• What you will do: Lines holding the string "access" are the ones to copy; find them all in the data.

____

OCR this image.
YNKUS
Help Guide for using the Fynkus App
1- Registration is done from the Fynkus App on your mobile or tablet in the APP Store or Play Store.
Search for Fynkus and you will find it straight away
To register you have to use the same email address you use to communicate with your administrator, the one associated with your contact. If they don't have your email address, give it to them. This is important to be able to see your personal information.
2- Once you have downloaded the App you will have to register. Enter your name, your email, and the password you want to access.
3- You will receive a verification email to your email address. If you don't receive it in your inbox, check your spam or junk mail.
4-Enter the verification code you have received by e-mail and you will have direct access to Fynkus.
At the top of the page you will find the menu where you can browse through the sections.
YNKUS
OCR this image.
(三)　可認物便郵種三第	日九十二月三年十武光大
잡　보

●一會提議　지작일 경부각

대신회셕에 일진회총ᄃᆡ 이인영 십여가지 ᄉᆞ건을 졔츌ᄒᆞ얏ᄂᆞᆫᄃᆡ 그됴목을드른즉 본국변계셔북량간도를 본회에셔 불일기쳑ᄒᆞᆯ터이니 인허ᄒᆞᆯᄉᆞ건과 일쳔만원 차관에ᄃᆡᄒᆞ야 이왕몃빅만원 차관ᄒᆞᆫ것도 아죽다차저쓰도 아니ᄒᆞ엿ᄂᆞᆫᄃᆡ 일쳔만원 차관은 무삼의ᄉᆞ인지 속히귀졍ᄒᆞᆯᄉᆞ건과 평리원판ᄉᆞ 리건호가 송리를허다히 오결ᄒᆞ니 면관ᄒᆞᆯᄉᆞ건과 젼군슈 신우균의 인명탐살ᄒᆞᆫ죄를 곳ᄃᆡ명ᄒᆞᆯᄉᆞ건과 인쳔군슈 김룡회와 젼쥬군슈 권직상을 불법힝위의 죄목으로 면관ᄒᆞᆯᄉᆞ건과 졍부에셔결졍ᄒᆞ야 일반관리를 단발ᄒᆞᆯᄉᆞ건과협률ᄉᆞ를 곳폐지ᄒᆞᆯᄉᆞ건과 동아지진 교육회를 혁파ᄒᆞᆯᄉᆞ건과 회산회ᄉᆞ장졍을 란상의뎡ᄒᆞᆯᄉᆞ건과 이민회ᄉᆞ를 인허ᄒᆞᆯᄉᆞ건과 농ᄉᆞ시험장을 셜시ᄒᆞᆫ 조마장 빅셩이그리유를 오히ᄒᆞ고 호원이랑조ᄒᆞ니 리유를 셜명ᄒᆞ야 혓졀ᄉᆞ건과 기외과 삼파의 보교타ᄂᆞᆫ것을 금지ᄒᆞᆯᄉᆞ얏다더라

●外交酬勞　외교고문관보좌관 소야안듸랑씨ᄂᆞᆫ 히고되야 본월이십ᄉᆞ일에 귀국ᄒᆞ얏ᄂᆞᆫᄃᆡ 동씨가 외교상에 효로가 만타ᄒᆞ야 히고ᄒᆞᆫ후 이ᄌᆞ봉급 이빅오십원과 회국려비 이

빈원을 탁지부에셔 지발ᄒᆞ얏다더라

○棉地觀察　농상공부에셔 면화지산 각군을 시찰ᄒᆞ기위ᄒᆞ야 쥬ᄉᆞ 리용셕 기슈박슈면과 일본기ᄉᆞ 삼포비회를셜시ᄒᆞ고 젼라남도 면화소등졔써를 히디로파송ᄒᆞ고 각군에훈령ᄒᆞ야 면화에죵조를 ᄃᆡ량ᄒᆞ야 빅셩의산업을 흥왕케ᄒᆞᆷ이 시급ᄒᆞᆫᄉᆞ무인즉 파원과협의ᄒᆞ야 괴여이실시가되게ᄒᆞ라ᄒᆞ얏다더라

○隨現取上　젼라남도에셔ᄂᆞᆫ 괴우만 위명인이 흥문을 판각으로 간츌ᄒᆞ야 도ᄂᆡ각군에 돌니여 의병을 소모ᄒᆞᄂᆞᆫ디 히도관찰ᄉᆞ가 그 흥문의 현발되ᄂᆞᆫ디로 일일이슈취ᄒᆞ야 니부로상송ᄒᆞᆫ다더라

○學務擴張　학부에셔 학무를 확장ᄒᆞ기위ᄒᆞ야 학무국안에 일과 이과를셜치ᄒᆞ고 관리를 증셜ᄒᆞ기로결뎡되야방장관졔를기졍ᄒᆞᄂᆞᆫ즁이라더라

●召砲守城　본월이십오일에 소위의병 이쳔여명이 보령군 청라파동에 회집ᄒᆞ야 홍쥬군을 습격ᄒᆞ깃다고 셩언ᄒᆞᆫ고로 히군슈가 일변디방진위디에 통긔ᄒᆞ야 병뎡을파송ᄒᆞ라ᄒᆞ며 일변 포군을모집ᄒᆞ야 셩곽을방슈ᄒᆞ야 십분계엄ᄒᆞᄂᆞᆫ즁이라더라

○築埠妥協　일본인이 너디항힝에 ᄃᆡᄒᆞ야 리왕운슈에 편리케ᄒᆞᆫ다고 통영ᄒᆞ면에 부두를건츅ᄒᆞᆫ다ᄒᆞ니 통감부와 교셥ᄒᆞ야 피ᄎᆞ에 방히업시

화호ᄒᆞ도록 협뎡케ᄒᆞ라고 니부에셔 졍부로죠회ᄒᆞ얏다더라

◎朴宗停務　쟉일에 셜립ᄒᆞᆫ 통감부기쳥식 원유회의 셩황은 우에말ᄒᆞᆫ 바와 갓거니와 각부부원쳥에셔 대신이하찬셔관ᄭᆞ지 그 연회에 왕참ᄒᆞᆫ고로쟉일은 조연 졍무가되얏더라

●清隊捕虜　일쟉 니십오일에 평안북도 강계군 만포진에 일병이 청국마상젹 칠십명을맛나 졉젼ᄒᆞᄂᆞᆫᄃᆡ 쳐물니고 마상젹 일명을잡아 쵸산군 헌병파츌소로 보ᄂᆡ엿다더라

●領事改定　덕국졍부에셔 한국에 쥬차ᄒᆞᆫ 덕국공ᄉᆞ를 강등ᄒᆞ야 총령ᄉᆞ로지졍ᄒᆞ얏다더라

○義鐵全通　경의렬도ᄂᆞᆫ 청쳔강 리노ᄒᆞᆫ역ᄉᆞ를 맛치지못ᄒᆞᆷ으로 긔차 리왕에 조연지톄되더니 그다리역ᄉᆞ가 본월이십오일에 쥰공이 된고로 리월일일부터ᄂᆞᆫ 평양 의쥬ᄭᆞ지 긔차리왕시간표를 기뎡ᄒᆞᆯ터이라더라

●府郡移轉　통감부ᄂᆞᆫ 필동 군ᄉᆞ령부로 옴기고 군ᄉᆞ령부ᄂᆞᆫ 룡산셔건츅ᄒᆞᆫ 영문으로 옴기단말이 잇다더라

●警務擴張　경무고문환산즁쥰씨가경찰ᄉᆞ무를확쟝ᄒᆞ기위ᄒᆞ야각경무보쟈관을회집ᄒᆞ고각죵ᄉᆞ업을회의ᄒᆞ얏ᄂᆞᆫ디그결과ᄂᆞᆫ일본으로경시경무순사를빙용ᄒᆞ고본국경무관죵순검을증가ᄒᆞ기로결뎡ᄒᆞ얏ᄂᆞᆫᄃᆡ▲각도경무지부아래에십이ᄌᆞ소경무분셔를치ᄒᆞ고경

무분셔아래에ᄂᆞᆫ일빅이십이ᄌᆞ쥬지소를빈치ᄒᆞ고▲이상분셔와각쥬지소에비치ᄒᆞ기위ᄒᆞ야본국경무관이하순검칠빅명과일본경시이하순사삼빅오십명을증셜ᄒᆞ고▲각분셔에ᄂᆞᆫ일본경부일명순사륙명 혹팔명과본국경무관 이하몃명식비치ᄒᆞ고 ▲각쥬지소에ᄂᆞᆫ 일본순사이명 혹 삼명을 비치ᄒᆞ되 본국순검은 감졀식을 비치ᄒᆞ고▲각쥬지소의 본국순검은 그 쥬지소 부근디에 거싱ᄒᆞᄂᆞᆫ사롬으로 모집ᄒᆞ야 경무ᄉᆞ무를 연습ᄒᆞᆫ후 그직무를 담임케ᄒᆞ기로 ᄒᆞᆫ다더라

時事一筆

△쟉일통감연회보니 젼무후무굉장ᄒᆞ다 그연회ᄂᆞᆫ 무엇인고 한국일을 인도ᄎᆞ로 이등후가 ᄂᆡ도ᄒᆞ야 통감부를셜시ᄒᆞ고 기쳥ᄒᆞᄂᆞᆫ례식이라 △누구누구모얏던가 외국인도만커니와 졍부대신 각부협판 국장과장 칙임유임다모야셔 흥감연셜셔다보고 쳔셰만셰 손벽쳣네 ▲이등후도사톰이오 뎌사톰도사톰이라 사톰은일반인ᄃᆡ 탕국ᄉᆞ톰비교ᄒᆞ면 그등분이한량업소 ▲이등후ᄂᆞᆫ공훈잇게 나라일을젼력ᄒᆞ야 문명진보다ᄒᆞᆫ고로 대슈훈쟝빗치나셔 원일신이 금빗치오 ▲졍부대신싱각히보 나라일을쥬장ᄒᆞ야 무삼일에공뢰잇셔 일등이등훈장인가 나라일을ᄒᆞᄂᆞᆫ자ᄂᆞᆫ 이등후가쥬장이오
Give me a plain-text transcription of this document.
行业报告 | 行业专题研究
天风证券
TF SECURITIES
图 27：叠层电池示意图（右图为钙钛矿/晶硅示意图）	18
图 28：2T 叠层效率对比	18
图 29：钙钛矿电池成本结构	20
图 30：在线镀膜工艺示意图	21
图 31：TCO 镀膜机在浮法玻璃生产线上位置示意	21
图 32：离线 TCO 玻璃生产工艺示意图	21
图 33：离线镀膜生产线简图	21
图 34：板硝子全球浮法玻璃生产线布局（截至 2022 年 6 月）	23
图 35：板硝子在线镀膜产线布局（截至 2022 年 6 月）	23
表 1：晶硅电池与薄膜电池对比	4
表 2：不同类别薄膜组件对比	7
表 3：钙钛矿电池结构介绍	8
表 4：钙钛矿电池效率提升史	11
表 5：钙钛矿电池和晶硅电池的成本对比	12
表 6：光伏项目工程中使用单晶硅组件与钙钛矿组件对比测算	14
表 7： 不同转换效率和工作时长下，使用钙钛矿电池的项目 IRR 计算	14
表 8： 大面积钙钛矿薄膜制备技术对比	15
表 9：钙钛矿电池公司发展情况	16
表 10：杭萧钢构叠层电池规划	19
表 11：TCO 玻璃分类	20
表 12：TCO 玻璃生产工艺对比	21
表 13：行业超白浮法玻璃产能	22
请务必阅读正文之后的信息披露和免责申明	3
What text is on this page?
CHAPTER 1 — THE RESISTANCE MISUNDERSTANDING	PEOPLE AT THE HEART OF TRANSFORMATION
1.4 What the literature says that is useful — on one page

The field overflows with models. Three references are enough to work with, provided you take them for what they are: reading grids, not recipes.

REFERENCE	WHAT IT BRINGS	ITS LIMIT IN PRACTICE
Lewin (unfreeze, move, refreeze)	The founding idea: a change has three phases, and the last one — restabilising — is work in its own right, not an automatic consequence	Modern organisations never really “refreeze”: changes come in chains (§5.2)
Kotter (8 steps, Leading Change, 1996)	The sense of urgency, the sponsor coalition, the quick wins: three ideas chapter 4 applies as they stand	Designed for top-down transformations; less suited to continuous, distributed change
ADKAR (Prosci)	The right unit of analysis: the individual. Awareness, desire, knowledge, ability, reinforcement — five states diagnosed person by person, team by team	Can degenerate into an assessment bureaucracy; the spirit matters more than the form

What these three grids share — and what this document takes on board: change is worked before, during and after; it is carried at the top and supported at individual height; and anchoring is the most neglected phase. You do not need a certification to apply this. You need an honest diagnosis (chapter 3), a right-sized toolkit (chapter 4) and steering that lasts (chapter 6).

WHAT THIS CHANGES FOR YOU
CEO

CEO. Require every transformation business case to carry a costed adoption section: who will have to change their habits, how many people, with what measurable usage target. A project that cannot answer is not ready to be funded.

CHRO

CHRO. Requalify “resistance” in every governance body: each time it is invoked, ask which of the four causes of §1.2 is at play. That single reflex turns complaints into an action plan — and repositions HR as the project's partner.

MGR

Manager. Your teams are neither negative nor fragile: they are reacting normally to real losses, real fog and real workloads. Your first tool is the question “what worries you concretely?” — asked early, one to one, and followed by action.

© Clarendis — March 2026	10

____

• Task solution:
2- Once you have downloaded the App you will have to register. Enter your name, your email, and the password you want to access.
4-Enter the verification code you have received by e-mail and you will have direct access to Fynkus.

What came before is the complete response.